((

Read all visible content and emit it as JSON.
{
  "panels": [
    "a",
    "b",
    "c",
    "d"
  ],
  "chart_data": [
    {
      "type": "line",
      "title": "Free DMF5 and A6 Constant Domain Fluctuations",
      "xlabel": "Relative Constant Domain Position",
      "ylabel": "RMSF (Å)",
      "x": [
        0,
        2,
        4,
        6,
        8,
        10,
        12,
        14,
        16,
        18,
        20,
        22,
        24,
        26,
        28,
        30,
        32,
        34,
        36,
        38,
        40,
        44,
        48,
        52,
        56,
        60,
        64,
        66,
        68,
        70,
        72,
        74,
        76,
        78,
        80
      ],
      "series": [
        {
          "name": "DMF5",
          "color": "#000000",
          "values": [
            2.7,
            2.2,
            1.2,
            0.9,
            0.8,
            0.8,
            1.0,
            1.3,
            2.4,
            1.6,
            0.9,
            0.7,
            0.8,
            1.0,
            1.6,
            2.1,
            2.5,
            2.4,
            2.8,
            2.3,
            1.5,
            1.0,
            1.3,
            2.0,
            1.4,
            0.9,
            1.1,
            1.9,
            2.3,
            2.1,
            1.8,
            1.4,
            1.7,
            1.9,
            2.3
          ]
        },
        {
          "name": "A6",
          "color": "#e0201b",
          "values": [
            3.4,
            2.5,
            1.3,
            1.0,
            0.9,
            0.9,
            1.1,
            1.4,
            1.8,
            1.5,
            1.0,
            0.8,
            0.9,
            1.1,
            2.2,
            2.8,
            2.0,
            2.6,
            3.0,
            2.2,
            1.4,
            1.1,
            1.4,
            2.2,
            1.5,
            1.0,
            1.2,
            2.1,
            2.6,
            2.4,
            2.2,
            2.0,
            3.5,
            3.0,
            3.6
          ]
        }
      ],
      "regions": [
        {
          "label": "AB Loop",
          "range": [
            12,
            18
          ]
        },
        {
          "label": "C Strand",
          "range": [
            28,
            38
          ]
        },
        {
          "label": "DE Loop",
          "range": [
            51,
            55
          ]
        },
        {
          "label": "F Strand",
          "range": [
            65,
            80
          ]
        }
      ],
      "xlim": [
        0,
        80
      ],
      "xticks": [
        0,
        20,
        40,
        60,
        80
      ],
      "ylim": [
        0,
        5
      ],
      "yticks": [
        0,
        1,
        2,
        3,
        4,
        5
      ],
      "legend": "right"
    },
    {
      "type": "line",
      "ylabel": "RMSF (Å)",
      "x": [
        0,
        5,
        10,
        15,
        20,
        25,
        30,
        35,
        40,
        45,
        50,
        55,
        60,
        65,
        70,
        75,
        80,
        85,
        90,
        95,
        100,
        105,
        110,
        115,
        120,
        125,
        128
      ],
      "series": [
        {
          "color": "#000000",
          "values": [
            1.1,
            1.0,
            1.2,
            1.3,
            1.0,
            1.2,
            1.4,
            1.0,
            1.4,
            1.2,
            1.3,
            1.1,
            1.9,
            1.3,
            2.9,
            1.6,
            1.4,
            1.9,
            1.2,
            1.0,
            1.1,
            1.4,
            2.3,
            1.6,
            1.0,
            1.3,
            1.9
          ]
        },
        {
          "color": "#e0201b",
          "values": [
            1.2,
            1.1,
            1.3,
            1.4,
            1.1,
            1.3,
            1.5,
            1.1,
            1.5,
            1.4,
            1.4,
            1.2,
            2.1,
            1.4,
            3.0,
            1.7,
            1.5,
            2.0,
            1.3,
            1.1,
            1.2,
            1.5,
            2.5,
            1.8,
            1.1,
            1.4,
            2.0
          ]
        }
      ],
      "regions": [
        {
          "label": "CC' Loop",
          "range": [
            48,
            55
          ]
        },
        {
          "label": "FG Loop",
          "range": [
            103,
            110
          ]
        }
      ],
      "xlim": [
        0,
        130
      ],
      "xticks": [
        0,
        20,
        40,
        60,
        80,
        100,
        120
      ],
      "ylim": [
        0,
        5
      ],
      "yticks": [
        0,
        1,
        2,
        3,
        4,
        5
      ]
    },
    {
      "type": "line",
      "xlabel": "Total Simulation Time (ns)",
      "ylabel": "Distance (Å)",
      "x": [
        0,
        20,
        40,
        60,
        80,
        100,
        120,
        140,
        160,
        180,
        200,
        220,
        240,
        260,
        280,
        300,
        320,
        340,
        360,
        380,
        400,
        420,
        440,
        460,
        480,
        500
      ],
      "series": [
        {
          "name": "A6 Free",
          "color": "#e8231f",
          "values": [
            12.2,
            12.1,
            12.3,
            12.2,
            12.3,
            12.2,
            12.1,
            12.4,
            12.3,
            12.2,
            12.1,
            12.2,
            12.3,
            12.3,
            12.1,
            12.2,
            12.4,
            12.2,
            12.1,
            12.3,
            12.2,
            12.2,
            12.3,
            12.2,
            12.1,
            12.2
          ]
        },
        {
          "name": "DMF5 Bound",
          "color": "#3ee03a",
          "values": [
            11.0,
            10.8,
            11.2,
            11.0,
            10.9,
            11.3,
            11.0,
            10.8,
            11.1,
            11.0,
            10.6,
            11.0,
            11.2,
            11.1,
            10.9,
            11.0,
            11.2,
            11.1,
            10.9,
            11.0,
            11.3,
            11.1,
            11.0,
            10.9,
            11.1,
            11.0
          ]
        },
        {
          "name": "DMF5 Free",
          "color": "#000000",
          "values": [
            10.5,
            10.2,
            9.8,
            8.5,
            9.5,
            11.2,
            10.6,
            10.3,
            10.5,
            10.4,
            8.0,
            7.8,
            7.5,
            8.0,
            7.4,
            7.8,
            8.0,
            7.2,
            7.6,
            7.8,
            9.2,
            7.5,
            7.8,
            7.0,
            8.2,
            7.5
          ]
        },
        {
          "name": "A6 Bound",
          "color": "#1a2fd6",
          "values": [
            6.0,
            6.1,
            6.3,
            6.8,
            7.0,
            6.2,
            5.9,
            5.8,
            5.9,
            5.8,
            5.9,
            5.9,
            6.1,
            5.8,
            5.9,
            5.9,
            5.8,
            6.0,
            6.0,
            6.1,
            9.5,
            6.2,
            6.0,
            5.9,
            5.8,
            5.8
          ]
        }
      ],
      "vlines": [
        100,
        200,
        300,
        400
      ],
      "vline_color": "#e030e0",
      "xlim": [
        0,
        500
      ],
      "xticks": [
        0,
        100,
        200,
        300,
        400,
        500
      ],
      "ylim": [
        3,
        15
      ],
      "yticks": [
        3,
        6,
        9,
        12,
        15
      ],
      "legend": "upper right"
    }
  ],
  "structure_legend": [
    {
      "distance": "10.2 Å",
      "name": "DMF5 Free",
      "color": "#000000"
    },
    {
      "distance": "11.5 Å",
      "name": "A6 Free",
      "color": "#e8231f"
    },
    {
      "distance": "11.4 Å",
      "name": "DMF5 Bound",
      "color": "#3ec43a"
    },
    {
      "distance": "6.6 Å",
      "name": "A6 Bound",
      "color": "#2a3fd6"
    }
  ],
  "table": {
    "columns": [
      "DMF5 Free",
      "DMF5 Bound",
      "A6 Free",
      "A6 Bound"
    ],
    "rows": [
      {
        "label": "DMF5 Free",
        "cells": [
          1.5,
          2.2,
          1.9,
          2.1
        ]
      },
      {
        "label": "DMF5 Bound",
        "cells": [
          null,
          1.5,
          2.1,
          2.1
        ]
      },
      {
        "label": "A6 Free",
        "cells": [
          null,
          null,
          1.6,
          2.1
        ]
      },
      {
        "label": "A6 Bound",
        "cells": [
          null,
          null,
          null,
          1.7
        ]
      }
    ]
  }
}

))
((

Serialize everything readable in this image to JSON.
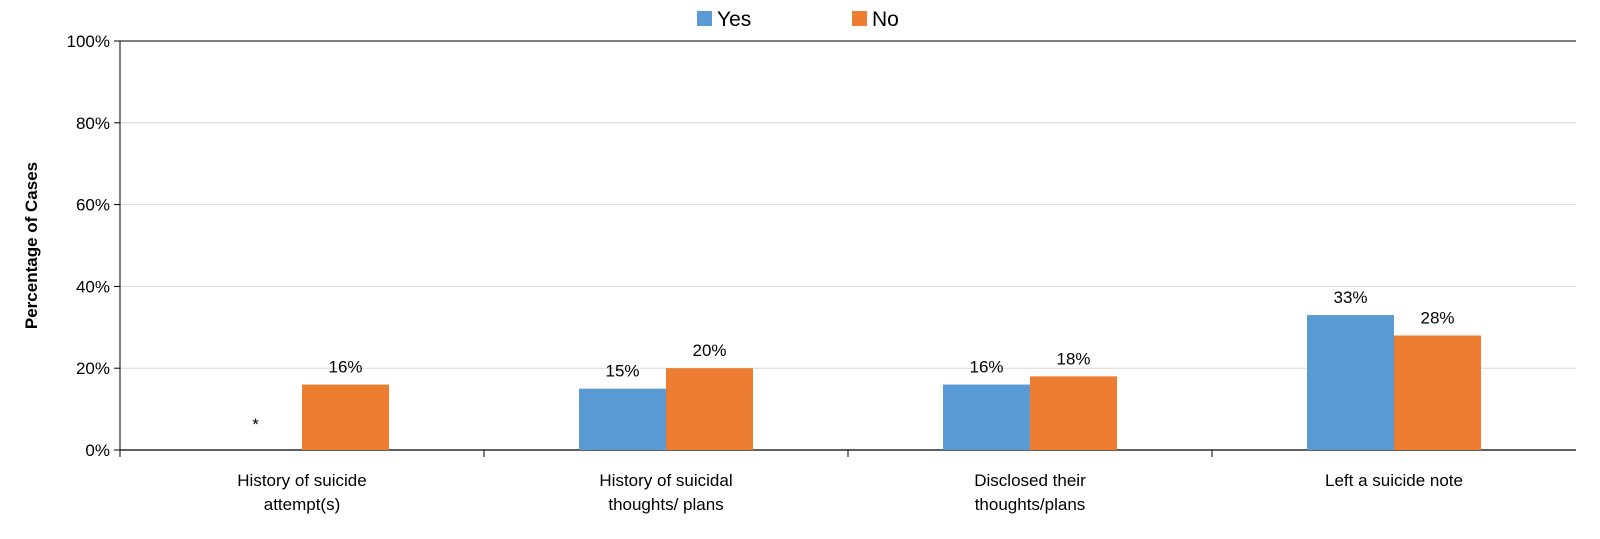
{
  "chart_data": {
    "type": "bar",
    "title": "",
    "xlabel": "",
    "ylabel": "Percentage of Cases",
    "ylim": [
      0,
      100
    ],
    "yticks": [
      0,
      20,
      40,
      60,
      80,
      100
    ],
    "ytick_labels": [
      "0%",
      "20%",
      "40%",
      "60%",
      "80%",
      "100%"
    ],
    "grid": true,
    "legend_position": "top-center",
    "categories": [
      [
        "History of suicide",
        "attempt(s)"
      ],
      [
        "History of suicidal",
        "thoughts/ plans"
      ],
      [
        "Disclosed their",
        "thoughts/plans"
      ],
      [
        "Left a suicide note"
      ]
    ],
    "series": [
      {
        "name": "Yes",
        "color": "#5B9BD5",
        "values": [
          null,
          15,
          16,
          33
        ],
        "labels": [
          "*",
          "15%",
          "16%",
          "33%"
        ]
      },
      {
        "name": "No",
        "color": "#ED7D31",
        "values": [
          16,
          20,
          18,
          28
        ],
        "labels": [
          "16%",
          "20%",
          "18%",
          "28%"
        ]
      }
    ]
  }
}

))

* **Exercise**
Lines that hold the word "JSON" are the ones to return, every one of them.

* **Reply**
Read all visible content and emit it as JSON.
Serialize everything readable in this image to JSON.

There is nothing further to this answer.